— BEGIN DATA TO PROCESS —

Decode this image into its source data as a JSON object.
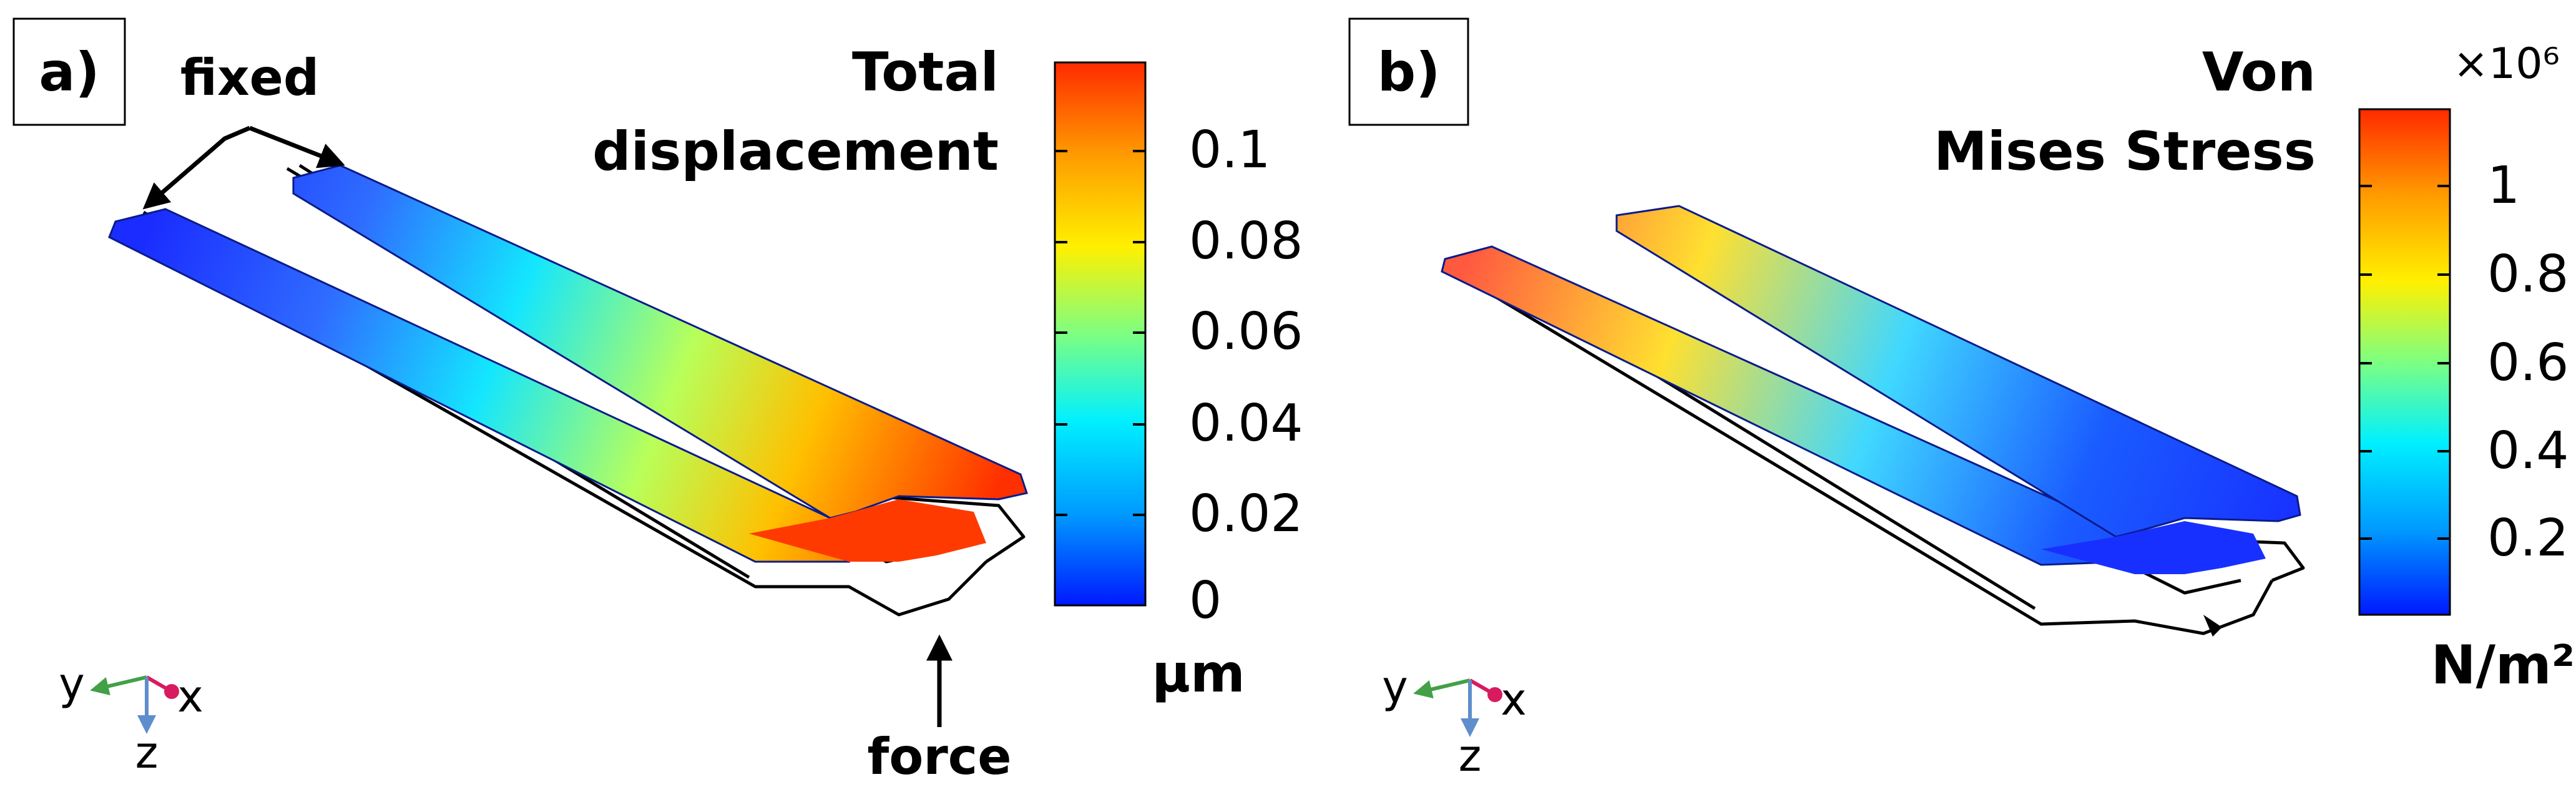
{
  "panels": [
    {
      "label": "a)",
      "annotations": {
        "fixed": "fixed",
        "force": "force"
      },
      "colorbar": {
        "title_lines": [
          "Total",
          "displacement"
        ],
        "ticks": [
          "0.1",
          "0.08",
          "0.06",
          "0.04",
          "0.02",
          "0"
        ],
        "tick_values": [
          0.1,
          0.08,
          0.06,
          0.04,
          0.02,
          0
        ],
        "unit": "µm",
        "range": [
          0,
          0.117
        ]
      },
      "axes": {
        "x": "x",
        "y": "y",
        "z": "z"
      }
    },
    {
      "label": "b)",
      "colorbar": {
        "title_lines": [
          "Von",
          "Mises Stress"
        ],
        "multiplier": "×10⁶",
        "ticks": [
          "1",
          "0.8",
          "0.6",
          "0.4",
          "0.2"
        ],
        "tick_values": [
          1,
          0.8,
          0.6,
          0.4,
          0.2
        ],
        "unit": "N/m²",
        "range": [
          0.02,
          1.12
        ]
      },
      "axes": {
        "x": "x",
        "y": "y",
        "z": "z"
      }
    }
  ],
  "colors": {
    "colormap": [
      "#0019ff",
      "#009bff",
      "#00f0ff",
      "#7dff82",
      "#fff000",
      "#ff9b00",
      "#ff2a00"
    ],
    "outline": "#000000",
    "axis_x": "#d81b60",
    "axis_y": "#43a047",
    "axis_z": "#5e8ecb"
  }
}
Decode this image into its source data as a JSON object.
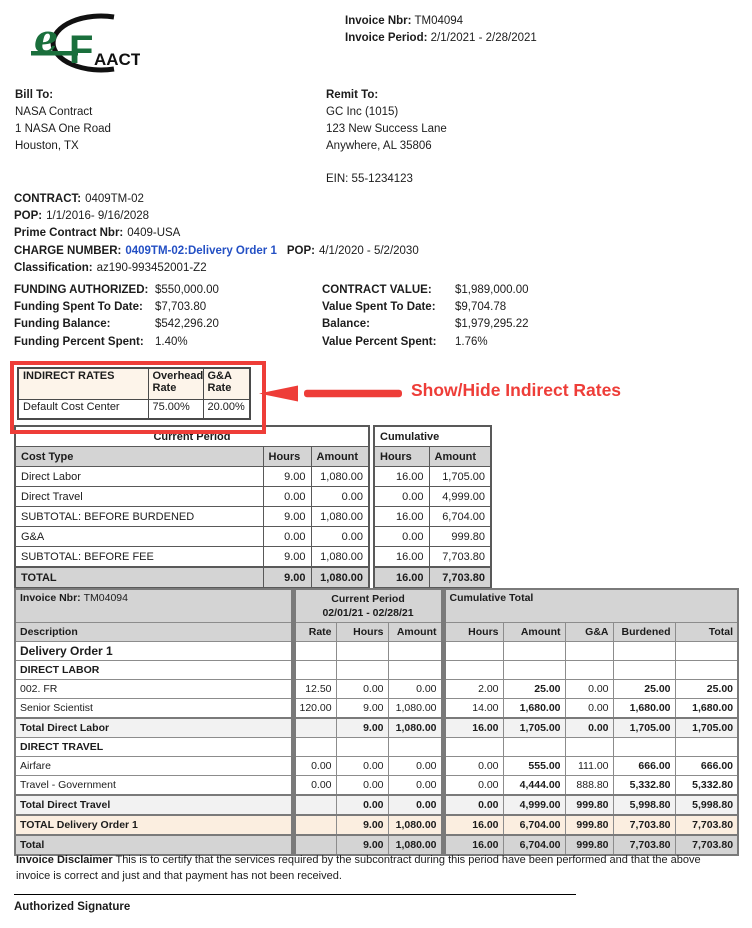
{
  "logo": {
    "e": "e",
    "f": "F",
    "aact": "AACT",
    "green": "#1a6f3c",
    "black": "#111111"
  },
  "invoice_header": {
    "nbr_label": "Invoice Nbr:",
    "nbr": "TM04094",
    "period_label": "Invoice Period:",
    "period": "2/1/2021 - 2/28/2021"
  },
  "bill_to": {
    "label": "Bill To:",
    "lines": [
      "NASA Contract",
      "1 NASA One Road",
      "Houston, TX"
    ]
  },
  "remit_to": {
    "label": "Remit To:",
    "lines": [
      "GC Inc (1015)",
      "123 New Success Lane",
      "Anywhere, AL  35806"
    ],
    "ein": "EIN: 55-1234123"
  },
  "contract": {
    "contract_label": "CONTRACT:",
    "contract_value": "0409TM-02",
    "pop_label": "POP:",
    "pop_value": "1/1/2016- 9/16/2028",
    "prime_label": "Prime Contract Nbr:",
    "prime_value": "0409-USA",
    "charge_label": "CHARGE NUMBER:",
    "charge_value": "0409TM-02:Delivery Order 1",
    "charge_pop_label": "POP:",
    "charge_pop_value": "4/1/2020  - 5/2/2030",
    "classification_label": "Classification:",
    "classification_value": "az190-993452001-Z2"
  },
  "funding": {
    "left": [
      [
        "FUNDING AUTHORIZED:",
        "$550,000.00"
      ],
      [
        "Funding Spent To Date:",
        "$7,703.80"
      ],
      [
        "Funding Balance:",
        "$542,296.20"
      ],
      [
        "Funding Percent Spent:",
        "1.40%"
      ]
    ],
    "right": [
      [
        "CONTRACT VALUE:",
        "$1,989,000.00"
      ],
      [
        "Value Spent To Date:",
        "$9,704.78"
      ],
      [
        "Balance:",
        "$1,979,295.22"
      ],
      [
        "Value Percent Spent:",
        "1.76%"
      ]
    ]
  },
  "indirect_rates": {
    "headers": [
      "INDIRECT RATES",
      "Overhead Rate",
      "G&A Rate"
    ],
    "row": [
      "Default Cost Center",
      "75.00%",
      "20.00%"
    ],
    "annotation": "Show/Hide Indirect Rates",
    "accent_color": "#ee3d38"
  },
  "summary": {
    "current_period_header": "Current Period",
    "cumulative_header": "Cumulative",
    "col_headers": [
      "Cost Type",
      "Hours",
      "Amount",
      "Hours",
      "Amount"
    ],
    "rows": [
      {
        "label": "Direct Labor",
        "cells": [
          "9.00",
          "1,080.00",
          "16.00",
          "1,705.00"
        ],
        "style": "normal"
      },
      {
        "label": "Direct Travel",
        "cells": [
          "0.00",
          "0.00",
          "0.00",
          "4,999.00"
        ],
        "style": "normal"
      },
      {
        "label": "SUBTOTAL: BEFORE BURDENED",
        "cells": [
          "9.00",
          "1,080.00",
          "16.00",
          "6,704.00"
        ],
        "style": "normal"
      },
      {
        "label": "G&A",
        "cells": [
          "0.00",
          "0.00",
          "0.00",
          "999.80"
        ],
        "style": "normal"
      },
      {
        "label": "SUBTOTAL: BEFORE FEE",
        "cells": [
          "9.00",
          "1,080.00",
          "16.00",
          "7,703.80"
        ],
        "style": "normal"
      },
      {
        "label": "TOTAL",
        "cells": [
          "9.00",
          "1,080.00",
          "16.00",
          "7,703.80"
        ],
        "style": "total"
      }
    ]
  },
  "detail": {
    "invoice_label": "Invoice Nbr:",
    "invoice_value": "TM04094",
    "current_period_title": "Current Period",
    "current_period_range": "02/01/21 - 02/28/21",
    "cumulative_title": "Cumulative Total",
    "col_headers": [
      "Description",
      "Rate",
      "Hours",
      "Amount",
      "Hours",
      "Amount",
      "G&A",
      "Burdened",
      "Total"
    ],
    "rows": [
      {
        "label": "Delivery Order 1",
        "cells": [
          "",
          "",
          "",
          "",
          "",
          "",
          "",
          ""
        ],
        "style": "group"
      },
      {
        "label": "DIRECT LABOR",
        "cells": [
          "",
          "",
          "",
          "",
          "",
          "",
          "",
          ""
        ],
        "style": "section"
      },
      {
        "label": "002. FR",
        "cells": [
          "12.50",
          "0.00",
          "0.00",
          "2.00",
          "25.00",
          "0.00",
          "25.00",
          "25.00"
        ],
        "style": "item"
      },
      {
        "label": "Senior Scientist",
        "cells": [
          "120.00",
          "9.00",
          "1,080.00",
          "14.00",
          "1,680.00",
          "0.00",
          "1,680.00",
          "1,680.00"
        ],
        "style": "item"
      },
      {
        "label": "Total Direct Labor",
        "cells": [
          "",
          "9.00",
          "1,080.00",
          "16.00",
          "1,705.00",
          "0.00",
          "1,705.00",
          "1,705.00"
        ],
        "style": "subtotal"
      },
      {
        "label": "DIRECT TRAVEL",
        "cells": [
          "",
          "",
          "",
          "",
          "",
          "",
          "",
          ""
        ],
        "style": "section"
      },
      {
        "label": "Airfare",
        "cells": [
          "0.00",
          "0.00",
          "0.00",
          "0.00",
          "555.00",
          "111.00",
          "666.00",
          "666.00"
        ],
        "style": "item"
      },
      {
        "label": "Travel - Government",
        "cells": [
          "0.00",
          "0.00",
          "0.00",
          "0.00",
          "4,444.00",
          "888.80",
          "5,332.80",
          "5,332.80"
        ],
        "style": "item"
      },
      {
        "label": "Total Direct Travel",
        "cells": [
          "",
          "0.00",
          "0.00",
          "0.00",
          "4,999.00",
          "999.80",
          "5,998.80",
          "5,998.80"
        ],
        "style": "subtotal"
      },
      {
        "label": "TOTAL Delivery Order 1",
        "cells": [
          "",
          "9.00",
          "1,080.00",
          "16.00",
          "6,704.00",
          "999.80",
          "7,703.80",
          "7,703.80"
        ],
        "style": "grandtotal"
      },
      {
        "label": "Total",
        "cells": [
          "",
          "9.00",
          "1,080.00",
          "16.00",
          "6,704.00",
          "999.80",
          "7,703.80",
          "7,703.80"
        ],
        "style": "final"
      }
    ]
  },
  "footer": {
    "disclaimer_label": "Invoice Disclaimer",
    "disclaimer_text": "This is to certify that the services required by the subcontract during this period have been performed and that the above invoice is correct and just and that payment has not been received.",
    "signature_label": "Authorized  Signature"
  }
}
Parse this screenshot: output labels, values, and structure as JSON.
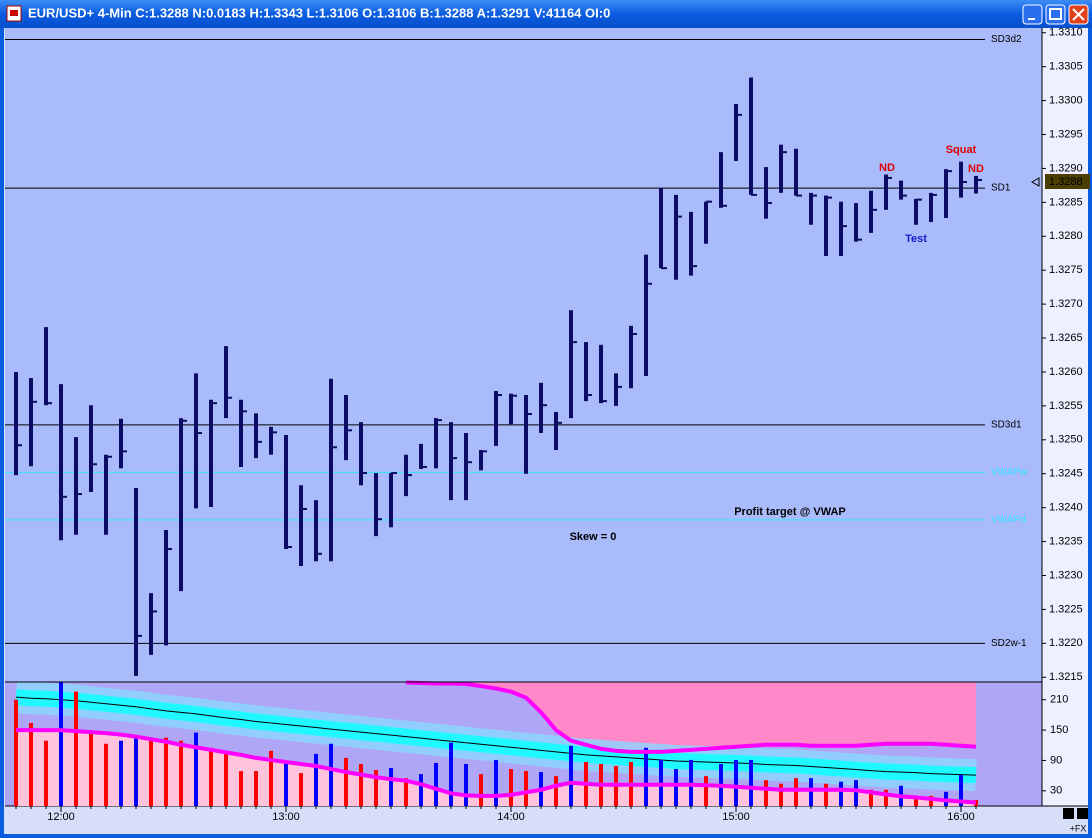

— END DATA TO PROCESS —

* _AIM_: Please repeat the entries exactly. Do not include the pictures.

* _FINAL ANSWER_:
Decode this image into its source data as a JSON object.
{
  "panels": [
    {
      "label": "a)",
      "annotations": {
        "fixed": "fixed",
        "force": "force"
      },
      "colorbar": {
        "title_lines": [
          "Total",
          "displacement"
        ],
        "ticks": [
          "0.1",
          "0.08",
          "0.06",
          "0.04",
          "0.02",
          "0"
        ],
        "tick_values": [
          0.1,
          0.08,
          0.06,
          0.04,
          0.02,
          0
        ],
        "unit": "µm",
        "range": [
          0,
          0.117
        ]
      },
      "axes": {
        "x": "x",
        "y": "y",
        "z": "z"
      }
    },
    {
      "label": "b)",
      "colorbar": {
        "title_lines": [
          "Von",
          "Mises Stress"
        ],
        "multiplier": "×10⁶",
        "ticks": [
          "1",
          "0.8",
          "0.6",
          "0.4",
          "0.2"
        ],
        "tick_values": [
          1,
          0.8,
          0.6,
          0.4,
          0.2
        ],
        "unit": "N/m²",
        "range": [
          0.02,
          1.12
        ]
      },
      "axes": {
        "x": "x",
        "y": "y",
        "z": "z"
      }
    }
  ],
  "colors": {
    "colormap": [
      "#0019ff",
      "#009bff",
      "#00f0ff",
      "#7dff82",
      "#fff000",
      "#ff9b00",
      "#ff2a00"
    ],
    "outline": "#000000",
    "axis_x": "#d81b60",
    "axis_y": "#43a047",
    "axis_z": "#5e8ecb"
  }
}
Decode this image into its source data as a JSON object.
{
  "logo": {
    "e": "e",
    "f": "F",
    "aact": "AACT",
    "green": "#1a6f3c",
    "black": "#111111"
  },
  "invoice_header": {
    "nbr_label": "Invoice Nbr:",
    "nbr": "TM04094",
    "period_label": "Invoice Period:",
    "period": "2/1/2021 - 2/28/2021"
  },
  "bill_to": {
    "label": "Bill To:",
    "lines": [
      "NASA Contract",
      "1 NASA One Road",
      "Houston, TX"
    ]
  },
  "remit_to": {
    "label": "Remit To:",
    "lines": [
      "GC Inc (1015)",
      "123 New Success Lane",
      "Anywhere, AL  35806"
    ],
    "ein": "EIN: 55-1234123"
  },
  "contract": {
    "contract_label": "CONTRACT:",
    "contract_value": "0409TM-02",
    "pop_label": "POP:",
    "pop_value": "1/1/2016- 9/16/2028",
    "prime_label": "Prime Contract Nbr:",
    "prime_value": "0409-USA",
    "charge_label": "CHARGE NUMBER:",
    "charge_value": "0409TM-02:Delivery Order 1",
    "charge_pop_label": "POP:",
    "charge_pop_value": "4/1/2020  - 5/2/2030",
    "classification_label": "Classification:",
    "classification_value": "az190-993452001-Z2"
  },
  "funding": {
    "left": [
      [
        "FUNDING AUTHORIZED:",
        "$550,000.00"
      ],
      [
        "Funding Spent To Date:",
        "$7,703.80"
      ],
      [
        "Funding Balance:",
        "$542,296.20"
      ],
      [
        "Funding Percent Spent:",
        "1.40%"
      ]
    ],
    "right": [
      [
        "CONTRACT VALUE:",
        "$1,989,000.00"
      ],
      [
        "Value Spent To Date:",
        "$9,704.78"
      ],
      [
        "Balance:",
        "$1,979,295.22"
      ],
      [
        "Value Percent Spent:",
        "1.76%"
      ]
    ]
  },
  "indirect_rates": {
    "headers": [
      "INDIRECT RATES",
      "Overhead Rate",
      "G&A Rate"
    ],
    "row": [
      "Default Cost Center",
      "75.00%",
      "20.00%"
    ],
    "annotation": "Show/Hide Indirect Rates",
    "accent_color": "#ee3d38"
  },
  "summary": {
    "current_period_header": "Current Period",
    "cumulative_header": "Cumulative",
    "col_headers": [
      "Cost Type",
      "Hours",
      "Amount",
      "Hours",
      "Amount"
    ],
    "rows": [
      {
        "label": "Direct Labor",
        "cells": [
          "9.00",
          "1,080.00",
          "16.00",
          "1,705.00"
        ],
        "style": "normal"
      },
      {
        "label": "Direct Travel",
        "cells": [
          "0.00",
          "0.00",
          "0.00",
          "4,999.00"
        ],
        "style": "normal"
      },
      {
        "label": "SUBTOTAL: BEFORE BURDENED",
        "cells": [
          "9.00",
          "1,080.00",
          "16.00",
          "6,704.00"
        ],
        "style": "normal"
      },
      {
        "label": "G&A",
        "cells": [
          "0.00",
          "0.00",
          "0.00",
          "999.80"
        ],
        "style": "normal"
      },
      {
        "label": "SUBTOTAL: BEFORE FEE",
        "cells": [
          "9.00",
          "1,080.00",
          "16.00",
          "7,703.80"
        ],
        "style": "normal"
      },
      {
        "label": "TOTAL",
        "cells": [
          "9.00",
          "1,080.00",
          "16.00",
          "7,703.80"
        ],
        "style": "total"
      }
    ]
  },
  "detail": {
    "invoice_label": "Invoice Nbr:",
    "invoice_value": "TM04094",
    "current_period_title": "Current Period",
    "current_period_range": "02/01/21 - 02/28/21",
    "cumulative_title": "Cumulative Total",
    "col_headers": [
      "Description",
      "Rate",
      "Hours",
      "Amount",
      "Hours",
      "Amount",
      "G&A",
      "Burdened",
      "Total"
    ],
    "rows": [
      {
        "label": "Delivery Order 1",
        "cells": [
          "",
          "",
          "",
          "",
          "",
          "",
          "",
          ""
        ],
        "style": "group"
      },
      {
        "label": "DIRECT LABOR",
        "cells": [
          "",
          "",
          "",
          "",
          "",
          "",
          "",
          ""
        ],
        "style": "section"
      },
      {
        "label": "002. FR",
        "cells": [
          "12.50",
          "0.00",
          "0.00",
          "2.00",
          "25.00",
          "0.00",
          "25.00",
          "25.00"
        ],
        "style": "item"
      },
      {
        "label": "Senior Scientist",
        "cells": [
          "120.00",
          "9.00",
          "1,080.00",
          "14.00",
          "1,680.00",
          "0.00",
          "1,680.00",
          "1,680.00"
        ],
        "style": "item"
      },
      {
        "label": "Total Direct Labor",
        "cells": [
          "",
          "9.00",
          "1,080.00",
          "16.00",
          "1,705.00",
          "0.00",
          "1,705.00",
          "1,705.00"
        ],
        "style": "subtotal"
      },
      {
        "label": "DIRECT TRAVEL",
        "cells": [
          "",
          "",
          "",
          "",
          "",
          "",
          "",
          ""
        ],
        "style": "section"
      },
      {
        "label": "Airfare",
        "cells": [
          "0.00",
          "0.00",
          "0.00",
          "0.00",
          "555.00",
          "111.00",
          "666.00",
          "666.00"
        ],
        "style": "item"
      },
      {
        "label": "Travel - Government",
        "cells": [
          "0.00",
          "0.00",
          "0.00",
          "0.00",
          "4,444.00",
          "888.80",
          "5,332.80",
          "5,332.80"
        ],
        "style": "item"
      },
      {
        "label": "Total Direct Travel",
        "cells": [
          "",
          "0.00",
          "0.00",
          "0.00",
          "4,999.00",
          "999.80",
          "5,998.80",
          "5,998.80"
        ],
        "style": "subtotal"
      },
      {
        "label": "TOTAL Delivery Order 1",
        "cells": [
          "",
          "9.00",
          "1,080.00",
          "16.00",
          "6,704.00",
          "999.80",
          "7,703.80",
          "7,703.80"
        ],
        "style": "grandtotal"
      },
      {
        "label": "Total",
        "cells": [
          "",
          "9.00",
          "1,080.00",
          "16.00",
          "6,704.00",
          "999.80",
          "7,703.80",
          "7,703.80"
        ],
        "style": "final"
      }
    ]
  },
  "footer": {
    "disclaimer_label": "Invoice Disclaimer",
    "disclaimer_text": "This is to certify that the services required by the subcontract during this period have been performed and that the above invoice is correct and just and that payment has not been received.",
    "signature_label": "Authorized  Signature"
  }
}
Parse this screenshot: output labels, values, and structure as JSON.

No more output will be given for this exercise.